[Start of Data in this exercise]
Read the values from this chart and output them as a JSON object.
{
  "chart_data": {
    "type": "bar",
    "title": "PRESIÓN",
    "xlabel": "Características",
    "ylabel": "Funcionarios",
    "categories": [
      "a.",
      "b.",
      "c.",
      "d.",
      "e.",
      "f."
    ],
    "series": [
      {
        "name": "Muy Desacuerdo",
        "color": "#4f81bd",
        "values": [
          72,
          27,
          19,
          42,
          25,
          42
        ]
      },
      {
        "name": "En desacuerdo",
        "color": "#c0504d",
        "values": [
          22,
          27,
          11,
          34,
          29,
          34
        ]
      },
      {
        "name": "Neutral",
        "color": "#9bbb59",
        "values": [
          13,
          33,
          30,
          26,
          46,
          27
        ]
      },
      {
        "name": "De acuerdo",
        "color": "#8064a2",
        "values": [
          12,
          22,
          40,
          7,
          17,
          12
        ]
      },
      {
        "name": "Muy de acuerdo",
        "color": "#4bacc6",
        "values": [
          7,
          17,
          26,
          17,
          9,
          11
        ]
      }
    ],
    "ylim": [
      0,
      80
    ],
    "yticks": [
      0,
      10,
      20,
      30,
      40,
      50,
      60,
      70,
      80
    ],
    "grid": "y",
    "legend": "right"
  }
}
[End of Data in this exercise]
** Requirements **
Say only how many lines in the records carry the word "name".

** Task answer **
5